● Short exercise
State the number of lines in these records that include the word "Protocol", and add nothing to it.

● Dataset excerpts
--- start ---
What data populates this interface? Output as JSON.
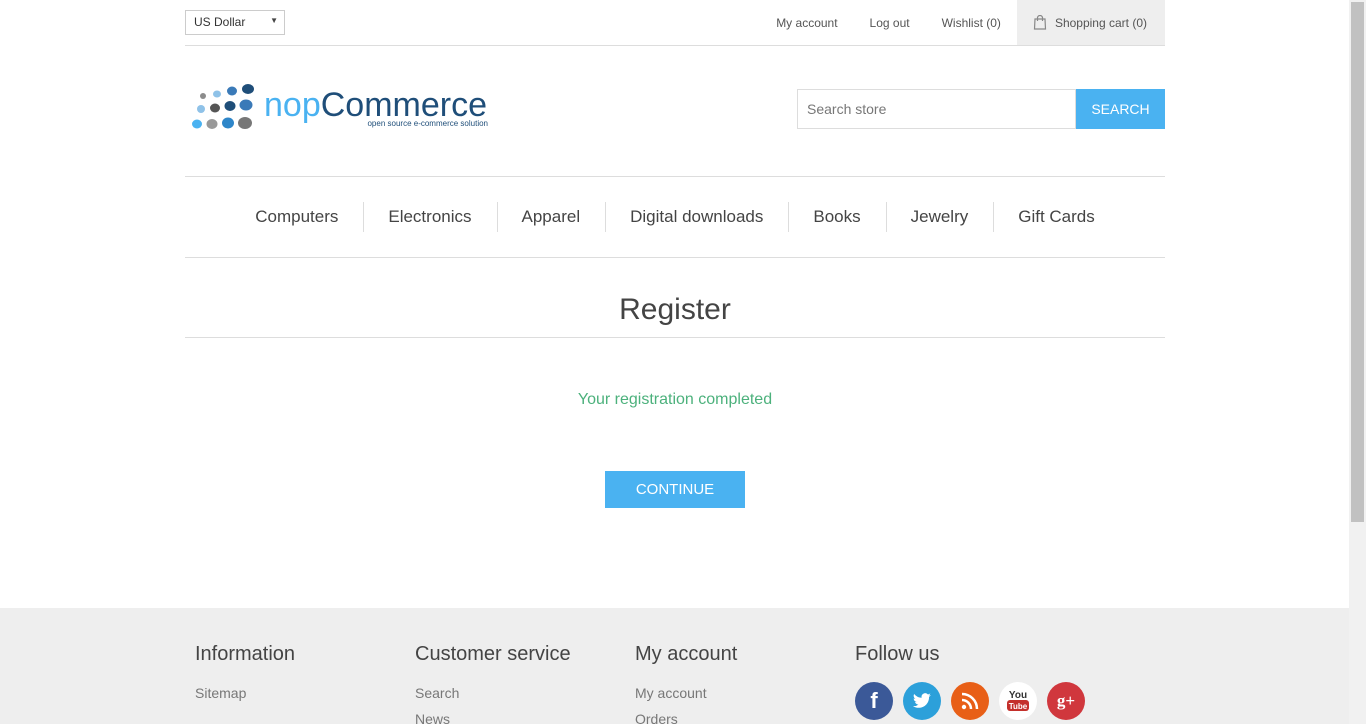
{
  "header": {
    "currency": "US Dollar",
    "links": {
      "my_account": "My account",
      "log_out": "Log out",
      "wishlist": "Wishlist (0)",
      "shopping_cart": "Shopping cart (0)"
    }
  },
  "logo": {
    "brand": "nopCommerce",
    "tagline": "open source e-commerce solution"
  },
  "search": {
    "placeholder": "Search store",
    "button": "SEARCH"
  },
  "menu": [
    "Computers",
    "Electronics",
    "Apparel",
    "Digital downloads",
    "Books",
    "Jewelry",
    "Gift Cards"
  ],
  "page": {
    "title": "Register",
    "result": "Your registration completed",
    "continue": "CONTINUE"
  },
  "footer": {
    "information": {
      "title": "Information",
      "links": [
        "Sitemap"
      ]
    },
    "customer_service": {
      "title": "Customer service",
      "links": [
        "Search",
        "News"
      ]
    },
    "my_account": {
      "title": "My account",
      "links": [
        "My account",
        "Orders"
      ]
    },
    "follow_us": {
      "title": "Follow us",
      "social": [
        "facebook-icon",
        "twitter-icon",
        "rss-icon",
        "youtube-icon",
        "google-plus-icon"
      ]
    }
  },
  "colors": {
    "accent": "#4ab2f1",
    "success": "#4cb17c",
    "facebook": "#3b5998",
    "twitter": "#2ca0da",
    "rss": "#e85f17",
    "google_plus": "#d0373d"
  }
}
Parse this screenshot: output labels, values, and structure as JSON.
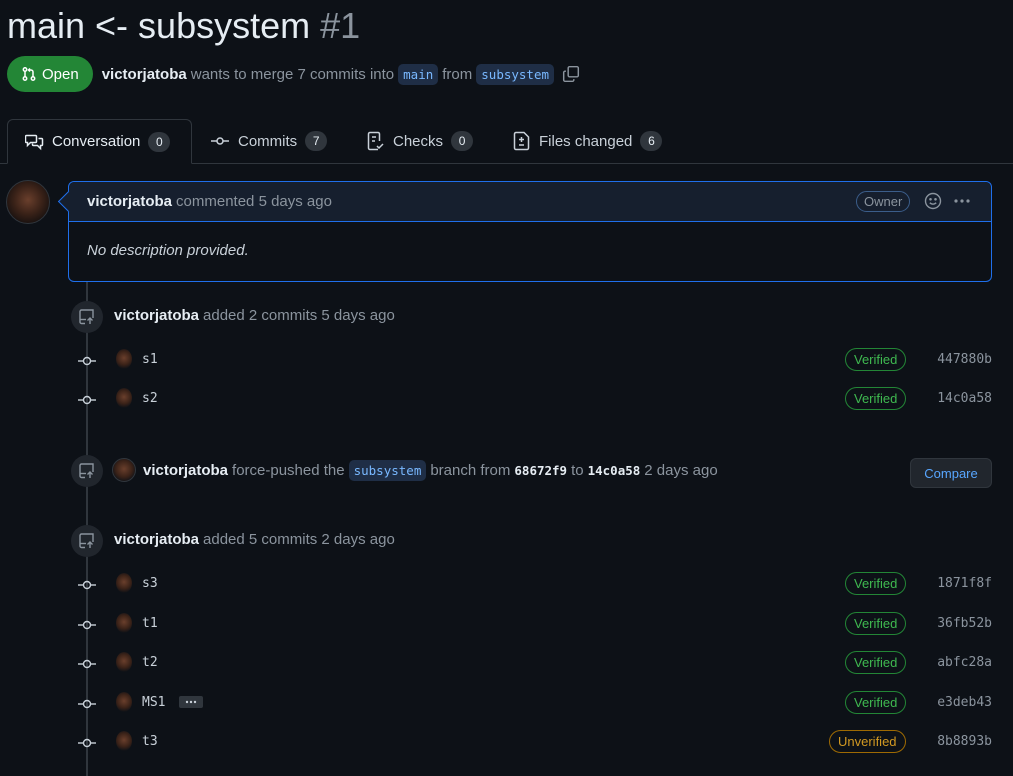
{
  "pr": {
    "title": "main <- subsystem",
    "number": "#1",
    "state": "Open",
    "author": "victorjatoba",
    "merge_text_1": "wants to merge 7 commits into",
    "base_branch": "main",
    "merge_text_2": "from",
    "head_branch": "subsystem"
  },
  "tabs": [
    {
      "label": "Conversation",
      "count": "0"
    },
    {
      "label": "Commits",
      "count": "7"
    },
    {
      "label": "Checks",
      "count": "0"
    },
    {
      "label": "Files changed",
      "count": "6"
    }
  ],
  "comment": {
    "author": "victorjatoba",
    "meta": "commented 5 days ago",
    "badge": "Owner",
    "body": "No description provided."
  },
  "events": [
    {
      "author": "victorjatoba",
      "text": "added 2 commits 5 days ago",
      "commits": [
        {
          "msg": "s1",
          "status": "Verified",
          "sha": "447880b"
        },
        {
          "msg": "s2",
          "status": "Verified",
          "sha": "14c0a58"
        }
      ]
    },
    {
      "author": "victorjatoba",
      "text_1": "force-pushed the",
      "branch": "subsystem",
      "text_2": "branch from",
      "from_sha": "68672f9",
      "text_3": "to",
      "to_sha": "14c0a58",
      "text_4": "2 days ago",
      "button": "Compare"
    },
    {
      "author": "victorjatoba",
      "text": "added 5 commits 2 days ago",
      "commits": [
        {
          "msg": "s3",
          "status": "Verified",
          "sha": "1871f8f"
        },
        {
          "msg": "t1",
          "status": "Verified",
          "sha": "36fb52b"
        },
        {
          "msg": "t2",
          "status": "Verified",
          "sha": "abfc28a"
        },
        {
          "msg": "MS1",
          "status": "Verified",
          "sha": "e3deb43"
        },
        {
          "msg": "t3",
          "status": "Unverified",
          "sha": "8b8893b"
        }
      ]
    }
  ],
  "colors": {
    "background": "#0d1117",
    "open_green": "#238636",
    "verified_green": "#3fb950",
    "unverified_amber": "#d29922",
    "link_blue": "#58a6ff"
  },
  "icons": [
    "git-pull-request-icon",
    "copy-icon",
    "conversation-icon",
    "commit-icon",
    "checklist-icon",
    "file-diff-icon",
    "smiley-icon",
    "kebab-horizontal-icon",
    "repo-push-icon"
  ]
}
--- end ---
--- start ---
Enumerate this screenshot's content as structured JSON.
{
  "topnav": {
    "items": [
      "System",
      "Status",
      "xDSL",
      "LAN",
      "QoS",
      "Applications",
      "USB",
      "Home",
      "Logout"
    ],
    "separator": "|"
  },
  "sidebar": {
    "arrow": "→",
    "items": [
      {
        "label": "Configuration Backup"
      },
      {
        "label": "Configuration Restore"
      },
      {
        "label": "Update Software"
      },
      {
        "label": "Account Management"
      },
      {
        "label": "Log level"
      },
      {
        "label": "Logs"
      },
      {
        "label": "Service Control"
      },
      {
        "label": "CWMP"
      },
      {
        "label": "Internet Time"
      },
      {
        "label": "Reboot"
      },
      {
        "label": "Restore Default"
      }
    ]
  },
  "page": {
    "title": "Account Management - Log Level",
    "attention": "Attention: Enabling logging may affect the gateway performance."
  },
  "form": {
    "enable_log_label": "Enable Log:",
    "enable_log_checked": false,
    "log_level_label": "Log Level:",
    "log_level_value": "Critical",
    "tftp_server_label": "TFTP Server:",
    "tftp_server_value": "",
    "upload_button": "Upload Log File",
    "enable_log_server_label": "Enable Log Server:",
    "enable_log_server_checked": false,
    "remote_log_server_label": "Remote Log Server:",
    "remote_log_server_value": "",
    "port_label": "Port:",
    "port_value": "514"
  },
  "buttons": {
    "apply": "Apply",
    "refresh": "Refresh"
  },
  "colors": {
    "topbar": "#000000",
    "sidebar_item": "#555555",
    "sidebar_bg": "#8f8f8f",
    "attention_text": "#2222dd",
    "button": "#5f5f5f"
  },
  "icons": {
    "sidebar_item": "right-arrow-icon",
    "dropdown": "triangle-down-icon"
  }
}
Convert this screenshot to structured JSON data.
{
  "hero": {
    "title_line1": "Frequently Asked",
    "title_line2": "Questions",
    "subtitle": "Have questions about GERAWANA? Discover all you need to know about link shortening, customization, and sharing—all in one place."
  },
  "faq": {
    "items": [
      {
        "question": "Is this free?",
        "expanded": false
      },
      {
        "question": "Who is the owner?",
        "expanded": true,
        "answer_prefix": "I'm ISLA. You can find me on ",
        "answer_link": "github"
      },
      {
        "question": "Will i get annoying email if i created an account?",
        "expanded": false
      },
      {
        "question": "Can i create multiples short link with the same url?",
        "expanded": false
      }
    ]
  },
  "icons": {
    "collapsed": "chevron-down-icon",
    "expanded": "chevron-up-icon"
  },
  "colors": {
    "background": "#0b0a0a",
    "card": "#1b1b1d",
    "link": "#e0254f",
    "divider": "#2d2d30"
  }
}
--- end ---
--- start ---
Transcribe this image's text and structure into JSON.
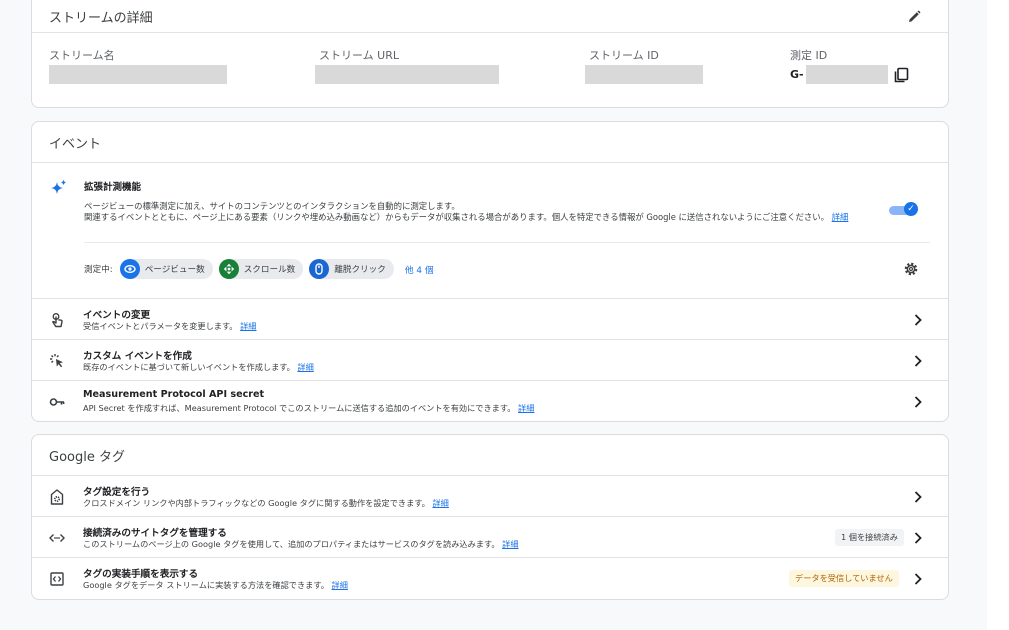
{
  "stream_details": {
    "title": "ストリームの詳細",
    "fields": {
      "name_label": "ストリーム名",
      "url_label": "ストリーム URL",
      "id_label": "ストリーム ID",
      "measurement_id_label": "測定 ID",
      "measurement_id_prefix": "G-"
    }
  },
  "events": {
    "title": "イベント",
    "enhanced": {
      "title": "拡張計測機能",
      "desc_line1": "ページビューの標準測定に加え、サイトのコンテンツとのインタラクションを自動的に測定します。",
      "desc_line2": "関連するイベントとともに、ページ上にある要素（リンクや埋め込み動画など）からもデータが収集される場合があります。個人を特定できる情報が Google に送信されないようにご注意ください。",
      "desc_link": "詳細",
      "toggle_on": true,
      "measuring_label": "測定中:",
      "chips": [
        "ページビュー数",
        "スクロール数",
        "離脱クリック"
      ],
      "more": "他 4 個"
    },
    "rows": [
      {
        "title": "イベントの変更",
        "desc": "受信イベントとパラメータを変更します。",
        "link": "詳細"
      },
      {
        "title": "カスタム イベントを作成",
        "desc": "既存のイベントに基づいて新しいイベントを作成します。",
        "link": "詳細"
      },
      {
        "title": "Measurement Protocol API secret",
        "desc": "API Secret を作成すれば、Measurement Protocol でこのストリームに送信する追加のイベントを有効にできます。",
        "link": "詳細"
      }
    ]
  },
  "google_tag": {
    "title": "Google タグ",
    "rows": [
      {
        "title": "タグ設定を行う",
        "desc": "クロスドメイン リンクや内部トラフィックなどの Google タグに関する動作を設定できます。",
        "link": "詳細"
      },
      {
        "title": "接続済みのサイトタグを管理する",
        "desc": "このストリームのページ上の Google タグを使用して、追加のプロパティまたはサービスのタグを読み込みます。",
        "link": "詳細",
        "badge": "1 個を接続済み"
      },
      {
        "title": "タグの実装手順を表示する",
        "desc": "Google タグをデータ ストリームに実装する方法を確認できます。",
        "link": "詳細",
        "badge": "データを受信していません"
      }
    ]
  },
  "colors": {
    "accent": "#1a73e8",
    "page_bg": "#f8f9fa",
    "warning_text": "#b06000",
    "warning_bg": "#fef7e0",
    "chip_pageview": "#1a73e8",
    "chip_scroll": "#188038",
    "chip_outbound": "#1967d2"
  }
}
--- end ---
● Task output
2